§ **Extracted data**
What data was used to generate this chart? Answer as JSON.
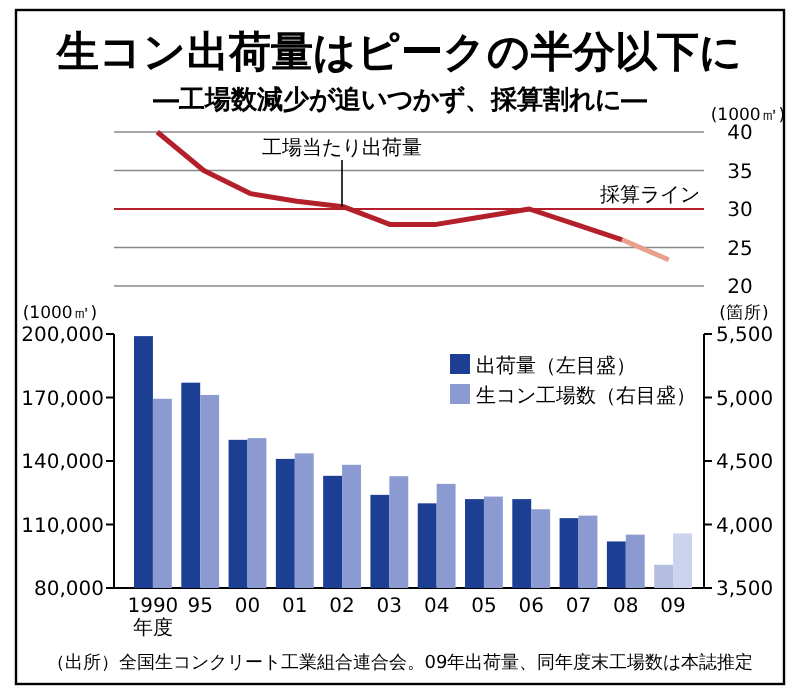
{
  "chart_data": [
    {
      "type": "line",
      "title": "生コン出荷量はピークの半分以下に",
      "subtitle": "―工場数減少が追いつかず、採算割れに―",
      "ylabel": "(1000㎥)",
      "categories": [
        null,
        null,
        null,
        null,
        null,
        null,
        null,
        null,
        null,
        null,
        null,
        null
      ],
      "series": [
        {
          "color": "#b3202a",
          "values": [
            40,
            35,
            32,
            31,
            30.3,
            28,
            28,
            29,
            30,
            28,
            26,
            null
          ]
        },
        {
          "color": "#e6a08c",
          "values": [
            null,
            null,
            null,
            null,
            null,
            null,
            null,
            null,
            null,
            null,
            26,
            23.4
          ]
        }
      ],
      "ylim": [
        20,
        40
      ],
      "yticks": [
        20,
        25,
        30,
        35,
        40
      ],
      "grid": "y",
      "tick_labels": "y",
      "marker": "none",
      "line_style": "solid",
      "ref_lines": [
        {
          "axis": "y",
          "value": 30,
          "label": "採算ライン",
          "color": "#b3202a"
        }
      ],
      "annotations": [
        "工場当たり出荷量"
      ]
    },
    {
      "type": "bar",
      "xlabel": "年度",
      "ylabel": "(1000㎥)",
      "y2label": "(箇所)",
      "categories": [
        "1990",
        "95",
        "00",
        "01",
        "02",
        "03",
        "04",
        "05",
        "06",
        "07",
        "08",
        "09"
      ],
      "series": [
        {
          "name": "出荷量（左目盛）",
          "color": "#1c3f94",
          "colors": [
            "#1c3f94",
            "#1c3f94",
            "#1c3f94",
            "#1c3f94",
            "#1c3f94",
            "#1c3f94",
            "#1c3f94",
            "#1c3f94",
            "#1c3f94",
            "#1c3f94",
            "#1c3f94",
            "#b4bfe0"
          ],
          "values": [
            199000,
            177000,
            150000,
            141000,
            133000,
            124000,
            120000,
            122000,
            122000,
            113000,
            102000,
            91000
          ]
        },
        {
          "name": "生コン工場数（右目盛）",
          "color": "#8c9ad2",
          "colors": [
            "#8c9ad2",
            "#8c9ad2",
            "#8c9ad2",
            "#8c9ad2",
            "#8c9ad2",
            "#8c9ad2",
            "#8c9ad2",
            "#8c9ad2",
            "#8c9ad2",
            "#8c9ad2",
            "#8c9ad2",
            "#ccd3ee"
          ],
          "axis": "y2",
          "values": [
            4990,
            5020,
            4680,
            4560,
            4470,
            4380,
            4320,
            4220,
            4120,
            4070,
            3920,
            3930
          ]
        }
      ],
      "ylim": [
        80000,
        200000
      ],
      "yticks": [
        {
          "value": 80000,
          "label": "80,000"
        },
        {
          "value": 110000,
          "label": "110,000"
        },
        {
          "value": 140000,
          "label": "140,000"
        },
        {
          "value": 170000,
          "label": "170,000"
        },
        {
          "value": 200000,
          "label": "200,000"
        }
      ],
      "y2lim": [
        3500,
        5500
      ],
      "y2ticks": [
        {
          "value": 3500,
          "label": "3,500"
        },
        {
          "value": 4000,
          "label": "4,000"
        },
        {
          "value": 4500,
          "label": "4,500"
        },
        {
          "value": 5000,
          "label": "5,000"
        },
        {
          "value": 5500,
          "label": "5,500"
        }
      ],
      "legend": "top right",
      "grid": false,
      "annotations": [
        "（出所）全国生コンクリート工業組合連合会。09年出荷量、同年度末工場数は本誌推定"
      ]
    }
  ]
}
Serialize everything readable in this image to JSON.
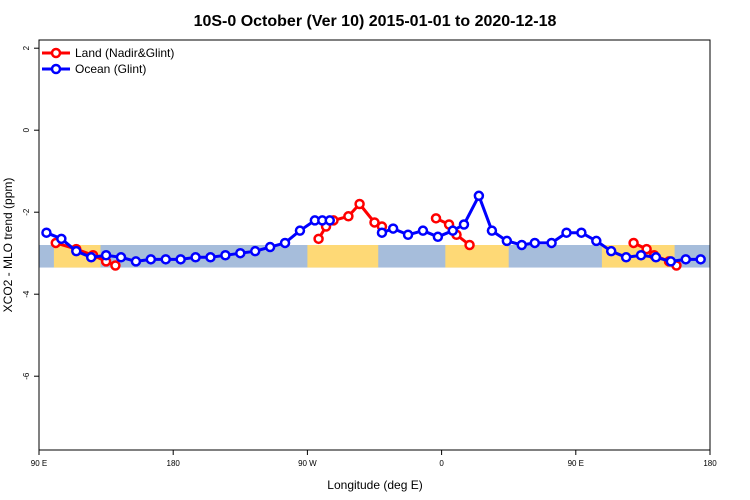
{
  "chart_data": {
    "type": "line",
    "title": "10S-0 October (Ver 10)   2015-01-01 to 2020-12-18",
    "xlabel": "Longitude (deg E)",
    "ylabel": "XCO2 - MLO trend (ppm)",
    "xlim": [
      90,
      450
    ],
    "ylim": [
      -7.8,
      2.2
    ],
    "xticks": [
      90,
      162,
      234,
      306,
      378,
      450
    ],
    "xtick_labels": [
      "90 E",
      "180",
      "90 W",
      "0",
      "90 E",
      "180"
    ],
    "yticks": [
      2,
      0,
      -2,
      -4,
      -6
    ],
    "ytick_labels": [
      "2",
      "0",
      "-2",
      "-4",
      "-6"
    ],
    "grid": false,
    "legend_position": "top-left",
    "background_band": {
      "y_range": [
        -3.35,
        -2.8
      ],
      "ocean_color": "#a6bddb",
      "land_color": "#fed976",
      "land_segments": [
        [
          98,
          123
        ],
        [
          234,
          272
        ],
        [
          308,
          342
        ],
        [
          392,
          431
        ]
      ]
    },
    "series": [
      {
        "name": "Land (Nadir&Glint)",
        "color": "#ff0000",
        "segments": [
          {
            "x": [
              99,
              110,
              119,
              126,
              131
            ],
            "y": [
              -2.75,
              -2.9,
              -3.05,
              -3.2,
              -3.3
            ]
          },
          {
            "x": [
              240,
              244,
              248,
              256,
              262,
              270,
              274
            ],
            "y": [
              -2.65,
              -2.35,
              -2.2,
              -2.1,
              -1.8,
              -2.25,
              -2.35
            ]
          },
          {
            "x": [
              303,
              310,
              314,
              321
            ],
            "y": [
              -2.15,
              -2.3,
              -2.55,
              -2.8
            ]
          },
          {
            "x": [
              409,
              416,
              420,
              428,
              432
            ],
            "y": [
              -2.75,
              -2.9,
              -3.05,
              -3.2,
              -3.3
            ]
          }
        ]
      },
      {
        "name": "Ocean (Glint)",
        "color": "#0000ff",
        "segments": [
          {
            "x": [
              94,
              102,
              110,
              118,
              126,
              134,
              142,
              150,
              158,
              166,
              174,
              182,
              190,
              198,
              206,
              214,
              222,
              230,
              238,
              242,
              246
            ],
            "y": [
              -2.5,
              -2.65,
              -2.95,
              -3.1,
              -3.05,
              -3.1,
              -3.2,
              -3.15,
              -3.15,
              -3.15,
              -3.1,
              -3.1,
              -3.05,
              -3.0,
              -2.95,
              -2.85,
              -2.75,
              -2.45,
              -2.2,
              -2.2,
              -2.2
            ]
          },
          {
            "x": [
              274,
              280,
              288,
              296,
              304,
              312,
              318,
              326,
              333,
              341,
              349,
              356,
              365,
              373,
              381,
              389,
              397,
              405,
              413,
              421,
              429,
              437,
              445
            ],
            "y": [
              -2.5,
              -2.4,
              -2.55,
              -2.45,
              -2.6,
              -2.45,
              -2.3,
              -1.6,
              -2.45,
              -2.7,
              -2.8,
              -2.75,
              -2.75,
              -2.5,
              -2.5,
              -2.7,
              -2.95,
              -3.1,
              -3.05,
              -3.1,
              -3.2,
              -3.15,
              -3.15
            ]
          }
        ]
      }
    ]
  }
}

§ **Directions**
Copy out the records above in full, exactly as written, but not the pictures.

§ **Answer for this exercise**
What data was used to generate this chart? Answer as JSON.
{
  "chart_data": [
    {
      "type": "line",
      "title": "生コン出荷量はピークの半分以下に",
      "subtitle": "―工場数減少が追いつかず、採算割れに―",
      "ylabel": "(1000㎥)",
      "categories": [
        null,
        null,
        null,
        null,
        null,
        null,
        null,
        null,
        null,
        null,
        null,
        null
      ],
      "series": [
        {
          "color": "#b3202a",
          "values": [
            40,
            35,
            32,
            31,
            30.3,
            28,
            28,
            29,
            30,
            28,
            26,
            null
          ]
        },
        {
          "color": "#e6a08c",
          "values": [
            null,
            null,
            null,
            null,
            null,
            null,
            null,
            null,
            null,
            null,
            26,
            23.4
          ]
        }
      ],
      "ylim": [
        20,
        40
      ],
      "yticks": [
        20,
        25,
        30,
        35,
        40
      ],
      "grid": "y",
      "tick_labels": "y",
      "marker": "none",
      "line_style": "solid",
      "ref_lines": [
        {
          "axis": "y",
          "value": 30,
          "label": "採算ライン",
          "color": "#b3202a"
        }
      ],
      "annotations": [
        "工場当たり出荷量"
      ]
    },
    {
      "type": "bar",
      "xlabel": "年度",
      "ylabel": "(1000㎥)",
      "y2label": "(箇所)",
      "categories": [
        "1990",
        "95",
        "00",
        "01",
        "02",
        "03",
        "04",
        "05",
        "06",
        "07",
        "08",
        "09"
      ],
      "series": [
        {
          "name": "出荷量（左目盛）",
          "color": "#1c3f94",
          "colors": [
            "#1c3f94",
            "#1c3f94",
            "#1c3f94",
            "#1c3f94",
            "#1c3f94",
            "#1c3f94",
            "#1c3f94",
            "#1c3f94",
            "#1c3f94",
            "#1c3f94",
            "#1c3f94",
            "#b4bfe0"
          ],
          "values": [
            199000,
            177000,
            150000,
            141000,
            133000,
            124000,
            120000,
            122000,
            122000,
            113000,
            102000,
            91000
          ]
        },
        {
          "name": "生コン工場数（右目盛）",
          "color": "#8c9ad2",
          "colors": [
            "#8c9ad2",
            "#8c9ad2",
            "#8c9ad2",
            "#8c9ad2",
            "#8c9ad2",
            "#8c9ad2",
            "#8c9ad2",
            "#8c9ad2",
            "#8c9ad2",
            "#8c9ad2",
            "#8c9ad2",
            "#ccd3ee"
          ],
          "axis": "y2",
          "values": [
            4990,
            5020,
            4680,
            4560,
            4470,
            4380,
            4320,
            4220,
            4120,
            4070,
            3920,
            3930
          ]
        }
      ],
      "ylim": [
        80000,
        200000
      ],
      "yticks": [
        {
          "value": 80000,
          "label": "80,000"
        },
        {
          "value": 110000,
          "label": "110,000"
        },
        {
          "value": 140000,
          "label": "140,000"
        },
        {
          "value": 170000,
          "label": "170,000"
        },
        {
          "value": 200000,
          "label": "200,000"
        }
      ],
      "y2lim": [
        3500,
        5500
      ],
      "y2ticks": [
        {
          "value": 3500,
          "label": "3,500"
        },
        {
          "value": 4000,
          "label": "4,000"
        },
        {
          "value": 4500,
          "label": "4,500"
        },
        {
          "value": 5000,
          "label": "5,000"
        },
        {
          "value": 5500,
          "label": "5,500"
        }
      ],
      "legend": "top right",
      "grid": false,
      "annotations": [
        "（出所）全国生コンクリート工業組合連合会。09年出荷量、同年度末工場数は本誌推定"
      ]
    }
  ]
}
Serialize everything readable in this image to JSON.
{
  "chart_data": {
    "type": "line",
    "title": "10S-0 October (Ver 10)   2015-01-01 to 2020-12-18",
    "xlabel": "Longitude (deg E)",
    "ylabel": "XCO2 - MLO trend (ppm)",
    "xlim": [
      90,
      450
    ],
    "ylim": [
      -7.8,
      2.2
    ],
    "xticks": [
      90,
      162,
      234,
      306,
      378,
      450
    ],
    "xtick_labels": [
      "90 E",
      "180",
      "90 W",
      "0",
      "90 E",
      "180"
    ],
    "yticks": [
      2,
      0,
      -2,
      -4,
      -6
    ],
    "ytick_labels": [
      "2",
      "0",
      "-2",
      "-4",
      "-6"
    ],
    "grid": false,
    "legend_position": "top-left",
    "background_band": {
      "y_range": [
        -3.35,
        -2.8
      ],
      "ocean_color": "#a6bddb",
      "land_color": "#fed976",
      "land_segments": [
        [
          98,
          123
        ],
        [
          234,
          272
        ],
        [
          308,
          342
        ],
        [
          392,
          431
        ]
      ]
    },
    "series": [
      {
        "name": "Land (Nadir&Glint)",
        "color": "#ff0000",
        "segments": [
          {
            "x": [
              99,
              110,
              119,
              126,
              131
            ],
            "y": [
              -2.75,
              -2.9,
              -3.05,
              -3.2,
              -3.3
            ]
          },
          {
            "x": [
              240,
              244,
              248,
              256,
              262,
              270,
              274
            ],
            "y": [
              -2.65,
              -2.35,
              -2.2,
              -2.1,
              -1.8,
              -2.25,
              -2.35
            ]
          },
          {
            "x": [
              303,
              310,
              314,
              321
            ],
            "y": [
              -2.15,
              -2.3,
              -2.55,
              -2.8
            ]
          },
          {
            "x": [
              409,
              416,
              420,
              428,
              432
            ],
            "y": [
              -2.75,
              -2.9,
              -3.05,
              -3.2,
              -3.3
            ]
          }
        ]
      },
      {
        "name": "Ocean (Glint)",
        "color": "#0000ff",
        "segments": [
          {
            "x": [
              94,
              102,
              110,
              118,
              126,
              134,
              142,
              150,
              158,
              166,
              174,
              182,
              190,
              198,
              206,
              214,
              222,
              230,
              238,
              242,
              246
            ],
            "y": [
              -2.5,
              -2.65,
              -2.95,
              -3.1,
              -3.05,
              -3.1,
              -3.2,
              -3.15,
              -3.15,
              -3.15,
              -3.1,
              -3.1,
              -3.05,
              -3.0,
              -2.95,
              -2.85,
              -2.75,
              -2.45,
              -2.2,
              -2.2,
              -2.2
            ]
          },
          {
            "x": [
              274,
              280,
              288,
              296,
              304,
              312,
              318,
              326,
              333,
              341,
              349,
              356,
              365,
              373,
              381,
              389,
              397,
              405,
              413,
              421,
              429,
              437,
              445
            ],
            "y": [
              -2.5,
              -2.4,
              -2.55,
              -2.45,
              -2.6,
              -2.45,
              -2.3,
              -1.6,
              -2.45,
              -2.7,
              -2.8,
              -2.75,
              -2.75,
              -2.5,
              -2.5,
              -2.7,
              -2.95,
              -3.1,
              -3.05,
              -3.1,
              -3.2,
              -3.15,
              -3.15
            ]
          }
        ]
      }
    ]
  }
}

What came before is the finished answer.